GIVEN PROBLEM :: In the records that follow, show each line where the word "this" is present.

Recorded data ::
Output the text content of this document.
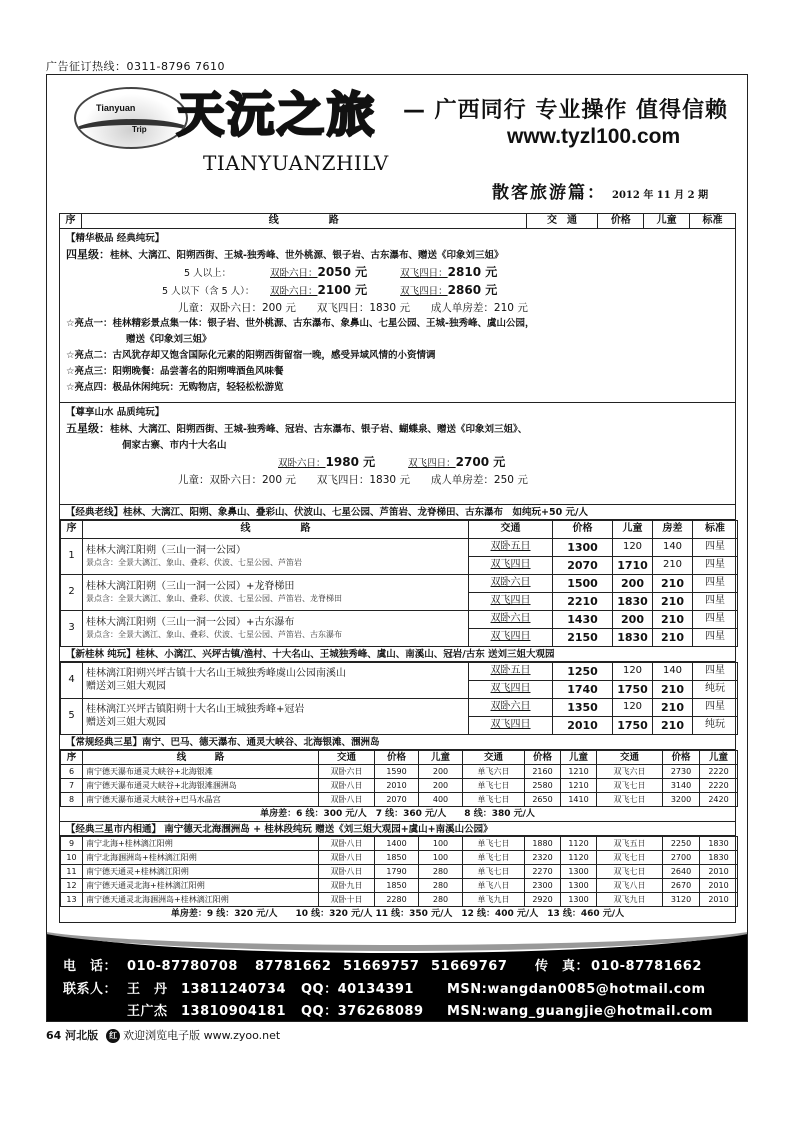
广告征订热线：0311-8796 7610
Tianyuan
Trip 天沅之旅
TIANYUANZHILV
— 广西同行 专业操作 值得信赖
www.tyzl100.com
散客旅游篇： 2012 年 11 月 2 期
序	线　　　　　路	交　通	价格	儿童	标准
【精华极品 经典纯玩】
四星级：桂林、大漓江、阳朔西街、王城-独秀峰、世外桃源、银子岩、古东瀑布、赠送《印象刘三姐》
5 人以上：	双卧六日：2050 元	双飞四日：2810 元
5 人以下（含 5 人）： 双卧六日：2100 元	双飞四日：2860 元
儿童：双卧六日：200 元　　双飞四日：1830 元　　成人单房差：210 元
☆亮点一：桂林精彩景点集一体：银子岩、世外桃源、古东瀑布、象鼻山、七星公园、王城-独秀峰、虞山公园，
赠送《印象刘三姐》
☆亮点二：古风犹存却又饱含国际化元素的阳朔西街留宿一晚，感受异域风情的小资情调
☆亮点三：阳朔晚餐：品尝著名的阳朔啤酒鱼风味餐
☆亮点四：极品休闲纯玩：无购物店，轻轻松松游览
【尊享山水 品质纯玩】
五星级：桂林、大漓江、阳朔西街、王城-独秀峰、冠岩、古东瀑布、银子岩、蝴蝶泉、赠送《印象刘三姐》、
侗家古寨、市内十大名山
双卧六日：1980 元	双飞四日：2700 元
儿童：双卧六日：200 元　　双飞四日：1830 元　　成人单房差：250 元
【经典老线】桂林、大漓江、阳朔、象鼻山、叠彩山、伏波山、七星公园、芦笛岩、龙脊梯田、古东瀑布　如纯玩+50 元/人
序	线　　　　　路	交通	价格	儿童	房差	标准
1	桂林大漓江阳朔（三山一洞一公园）
景点含：全景大漓江、象山、叠彩、伏波、七星公园、芦笛岩	双卧五日	1300	120	140	四星
		双飞四日	2070	1710	210	四星
2	桂林大漓江阳朔（三山一洞一公园）+龙脊梯田
景点含：全景大漓江、象山、叠彩、伏波、七星公园、芦笛岩、龙脊梯田	双卧六日	1500	200	210	四星
		双飞四日	2210	1830	210	四星
3	桂林大漓江阳朔（三山一洞一公园）+古东瀑布
景点含：全景大漓江、象山、叠彩、伏波、七星公园、芦笛岩、古东瀑布	双卧六日	1430	200	210	四星
		双飞四日	2150	1830	210	四星
【新桂林 纯玩】桂林、小漓江、兴坪古镇/渔村、十大名山、王城独秀峰、虞山、南溪山、冠岩/古东 送刘三姐大观园
4	桂林漓江阳朔兴坪古镇十大名山王城独秀峰虞山公园南溪山
赠送刘三姐大观园	双卧五日	1250	120	140	四星
		双飞四日	1740	1750	210	纯玩
5	桂林漓江兴坪古镇阳朔十大名山王城独秀峰+冠岩
赠送刘三姐大观园	双卧六日	1350	120	210	四星
		双飞四日	2010	1750	210	纯玩
【常规经典三星】南宁、巴马、德天瀑布、通灵大峡谷、北海银滩、涠洲岛
序	线　　　路	交通	价格	儿童	交通	价格	儿童	交通	价格	儿童
6	南宁德天瀑布通灵大峡谷+北海银滩	双卧六日	1590	200	单飞六日	2160	1210	双飞六日	2730	2220
7	南宁德天瀑布通灵大峡谷+北海银滩涠洲岛	双卧八日	2010	200	单飞七日	2580	1210	双飞七日	3140	2220
8	南宁德天瀑布通灵大峡谷+巴马水晶宫	双卧八日	2070	400	单飞七日	2650	1410	双飞七日	3200	2420
单房差：6 线：300 元/人　7 线：360 元/人　　8 线：380 元/人
【经典三星市内相通】 南宁德天北海涠洲岛 + 桂林段纯玩 赠送《刘三姐大观园+虞山+南溪山公园》
9	南宁北海+桂林漓江阳朔	双卧八日	1400	100	单飞七日	1880	1120	双飞五日	2250	1830
10	南宁北海涠洲岛+桂林漓江阳朔	双卧八日	1850	100	单飞七日	2320	1120	双飞七日	2700	1830
11	南宁德天通灵+桂林漓江阳朔	双卧八日	1790	280	单飞七日	2270	1300	双飞七日	2640	2010
12	南宁德天通灵北海+桂林漓江阳朔	双卧九日	1850	280	单飞八日	2300	1300	双飞八日	2670	2010
13	南宁德天通灵北海涠洲岛+桂林漓江阳朔	双卧十日	2280	280	单飞九日	2920	1300	双飞九日	3120	2010
单房差：9 线：320 元/人　　10 线：320 元/人 11 线：350 元/人　12 线：400 元/人　13 线：460 元/人
电　话： 010-87780708 87781662 51669757 51669767 传　真： 010-87781662
联系人： 王　丹 13811240734 QQ：40134391	MSN:wangdan0085@hotmail.com
王广杰 13810904181 QQ：376268089 MSN:wang_guangjie@hotmail.com
64 河北版 红 欢迎浏览电子版 www.zyoo.net
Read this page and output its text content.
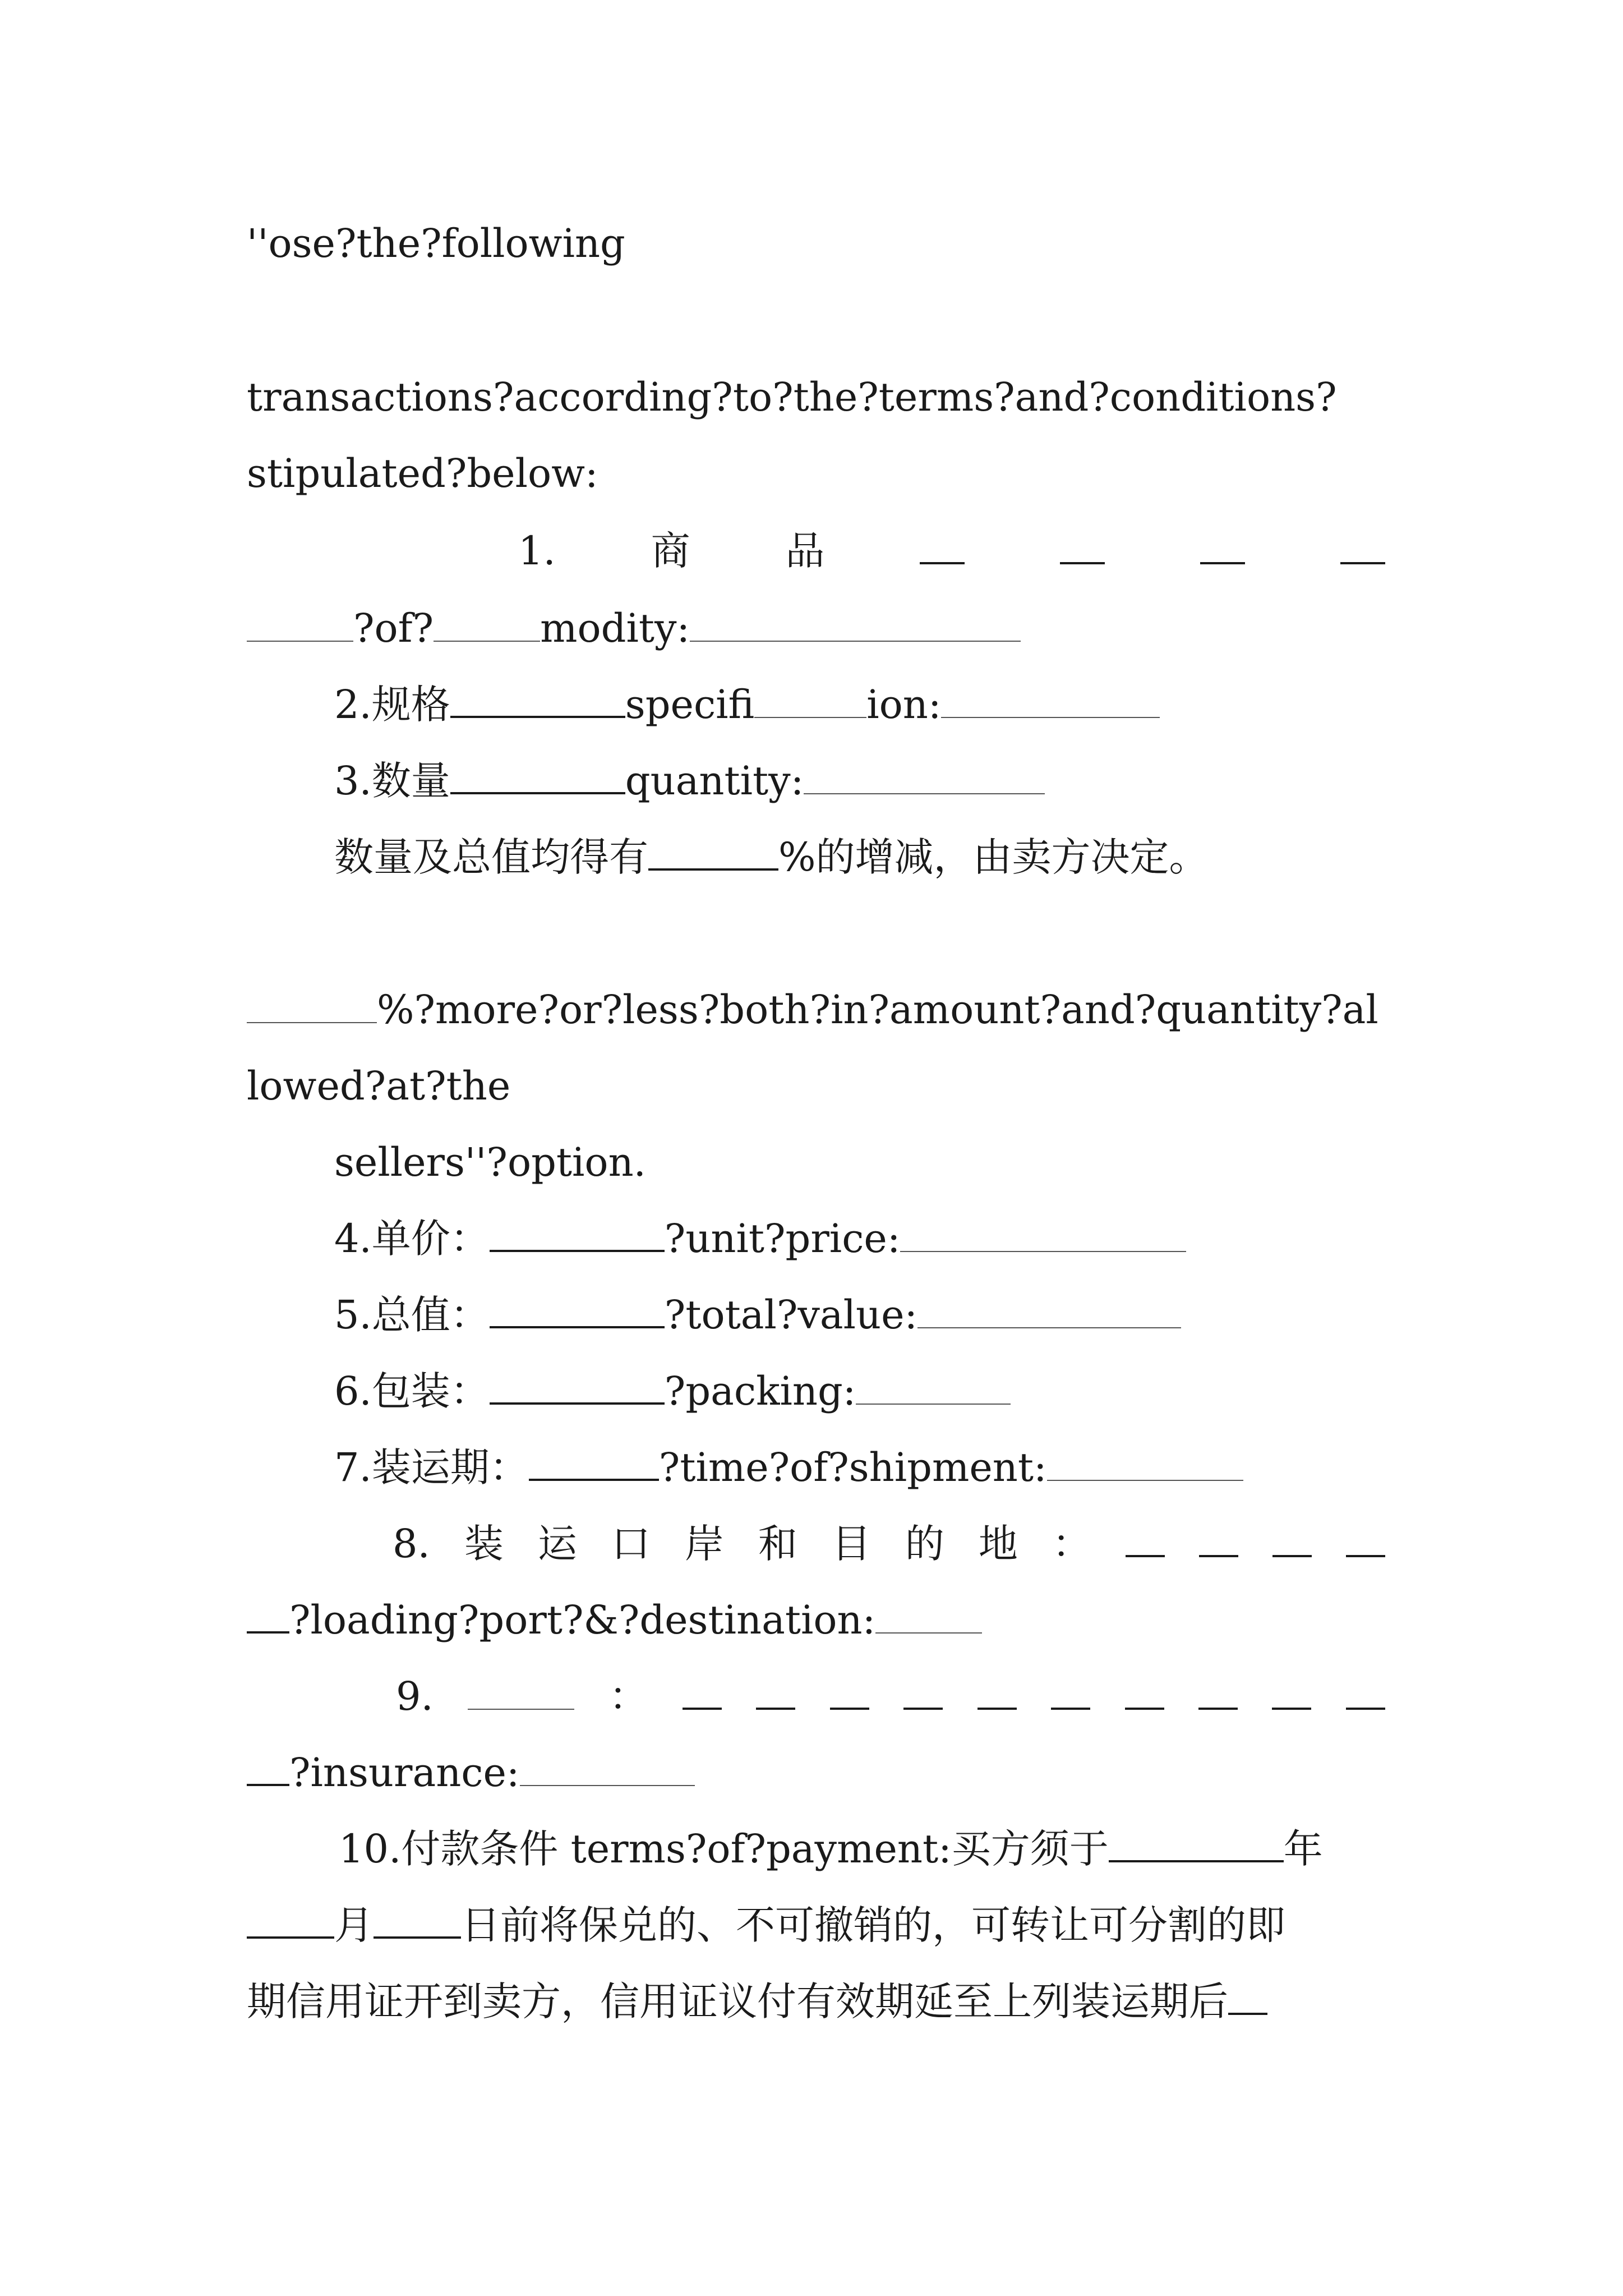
''ose?the?following
transactions?according?to?the?terms?and?conditions?
stipulated?below:
1. 商 品
?of?	modity:
2.规格	specifi	ion:
3.数量	quantity:
数量及总值均得有	%的增减，由卖方决定。
%?more?or?less?both?in?amount?and?quantity?al
lowed?at?the
sellers''?option.
4.单价：	?unit?price:
5.总值：	?total?value:
6.包装：	?packing:
7.装运期：	?time?of?shipment:
8. 装 运 口 岸 和 目 的 地 ：
?loading?port?&?destination:
9.	：
?insurance:
10.付款条件 terms?of?payment:买方须于	年
月 日前将保兑的、不可撤销的，可转让可分割的即
期信用证开到卖方，信用证议付有效期延至上列装运期后
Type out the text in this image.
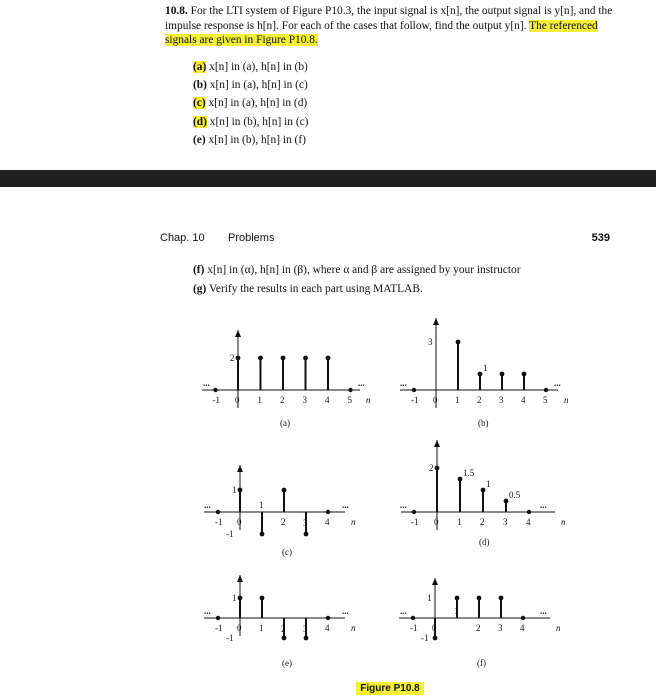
10.8. For the LTI system of Figure P10.3, the input signal is x[n], the output signal is y[n], and the impulse response is h[n]. For each of the cases that follow, find the output y[n]. The referenced signals are given in Figure P10.8.
(a) x[n] in (a), h[n] in (b)
(b) x[n] in (a), h[n] in (c)
(c) x[n] in (a), h[n] in (d)
(d) x[n] in (b), h[n] in (c)
(e) x[n] in (b), h[n] in (f)
Chap. 10 Problems	539
(f) x[n] in (α), h[n] in (β), where α and β are assigned by your instructor
(g) Verify the results in each part using MATLAB.
...	...
-1 0 1 2 3 4 5 n
2
(a)
...	...
-1 0 1 2 3 4 5 n
3
1
(b)
...	...
-1 0	2	4 n
1
-1
1
3
(c)
...	...
-1 0 1 2 3 4	n
2	1.5
1
0.5
(d)
...	...
-1 0 1	4 n
1
-1
2 3
(e)
...	...
-1 0	2 3 4	n
1
-1
1
(f)
Figure P10.8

TASK OUTPUT ::
Output the text content of this document.
Read this page and output its text content.
Type out the text in this image.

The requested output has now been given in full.